(TASK TO CARRY OUT): Print all of the lines exactly. Any picture among them stays out.

─── RECORDS SHOWN

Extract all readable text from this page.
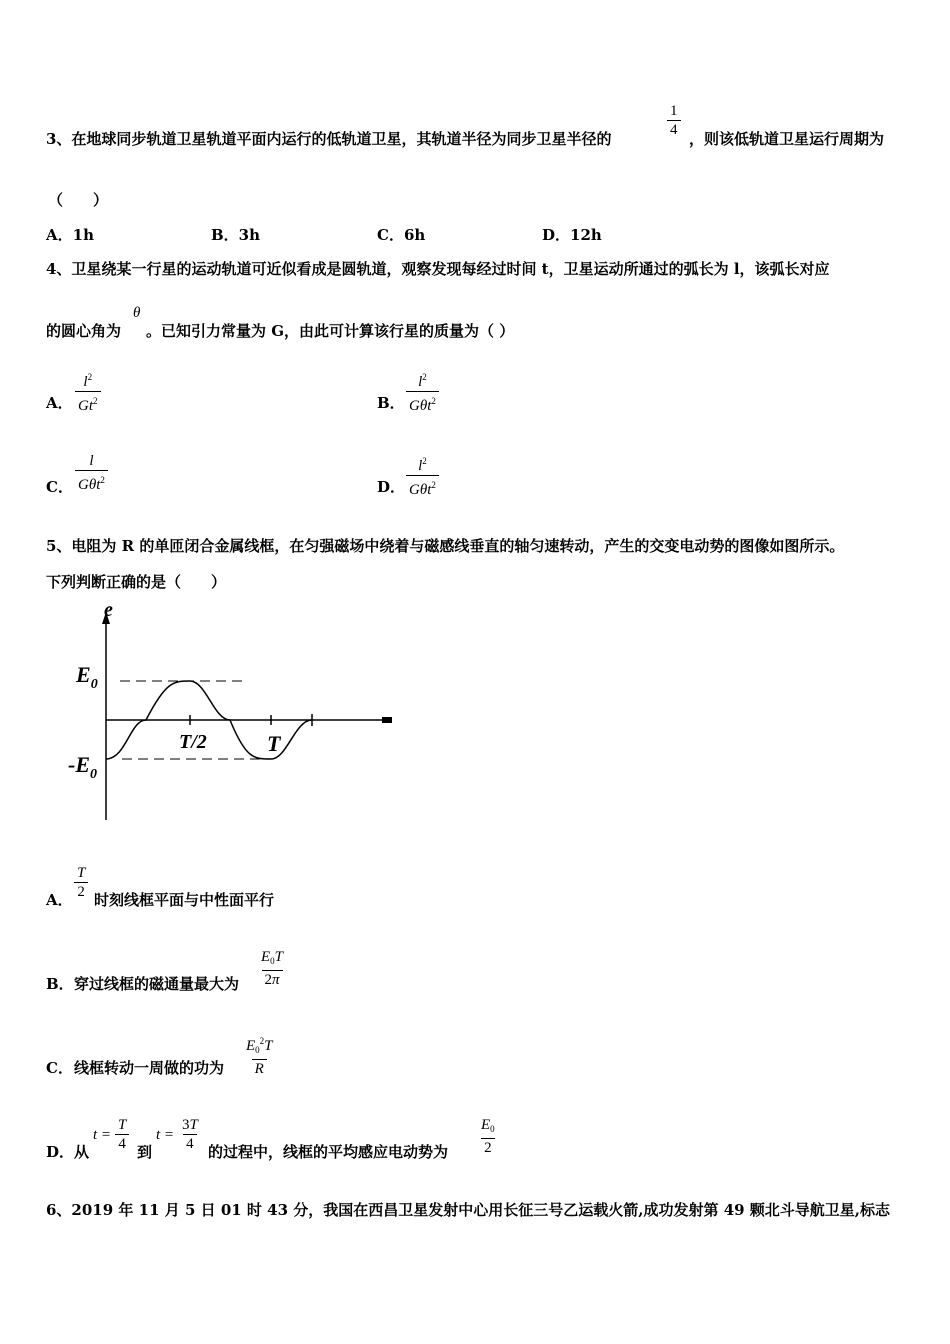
3、在地球同步轨道卫星轨道平面内运行的低轨道卫星，其轨道半径为同步卫星半径的
1
4 ，则该低轨道卫星运行周期为
（　　）
A．1h	B．3h	C．6h	D．12h
4、卫星绕某一行星的运动轨道可近似看成是圆轨道，观察发现每经过时间 t，卫星运动所通过的弧长为 l，该弧长对应
的圆心角为
θ
。已知引力常量为 G，由此可计算该行星的质量为（ ）
A．
$l^2$
Gt$^2$	B．
$l^2$
Gθt$^2$
C．
l
Gθt$^2$	D．
$l^2$
Gθt$^2$
5、电阻为 R 的单匝闭合金属线框，在匀强磁场中绕着与磁感线垂直的轴匀速转动，产生的交变电动势的图像如图所示。
下列判断正确的是（　　）
e
$E_0$
$-E_0$
T/2	T
A．
T
2 时刻线框平面与中性面平行
B． 穿过线框的磁通量最大为
$E_0T$
2π
C． 线框转动一周做的功为
$E_0^2T$
R
D． 从
t =
T
4 到
t =
3T
4 的过程中，线框的平均感应电动势为
$E_0$
2
6、2019 年 11 月 5 日 01 时 43 分，我国在西昌卫星发射中心用长征三号乙运载火箭,成功发射第 49 颗北斗导航卫星,标志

──────

(FULL SOLUTION):
Extract all readable text from this page.
3、在地球同步轨道卫星轨道平面内运行的低轨道卫星，其轨道半径为同步卫星半径的
1
4 ，则该低轨道卫星运行周期为
（　　）
A．1h	B．3h	C．6h	D．12h
4、卫星绕某一行星的运动轨道可近似看成是圆轨道，观察发现每经过时间 t，卫星运动所通过的弧长为 l，该弧长对应
的圆心角为
θ
。已知引力常量为 G，由此可计算该行星的质量为（ ）
A．
$l^2$
Gt$^2$	B．
$l^2$
Gθt$^2$
C．
l
Gθt$^2$	D．
$l^2$
Gθt$^2$
5、电阻为 R 的单匝闭合金属线框，在匀强磁场中绕着与磁感线垂直的轴匀速转动，产生的交变电动势的图像如图所示。
下列判断正确的是（　　）
e
$E_0$
$-E_0$
T/2	T
A．
T
2 时刻线框平面与中性面平行
B． 穿过线框的磁通量最大为
$E_0T$
2π
C． 线框转动一周做的功为
$E_0^2T$
R
D． 从
t =
T
4 到
t =
3T
4 的过程中，线框的平均感应电动势为
$E_0$
2
6、2019 年 11 月 5 日 01 时 43 分，我国在西昌卫星发射中心用长征三号乙运载火箭,成功发射第 49 颗北斗导航卫星,标志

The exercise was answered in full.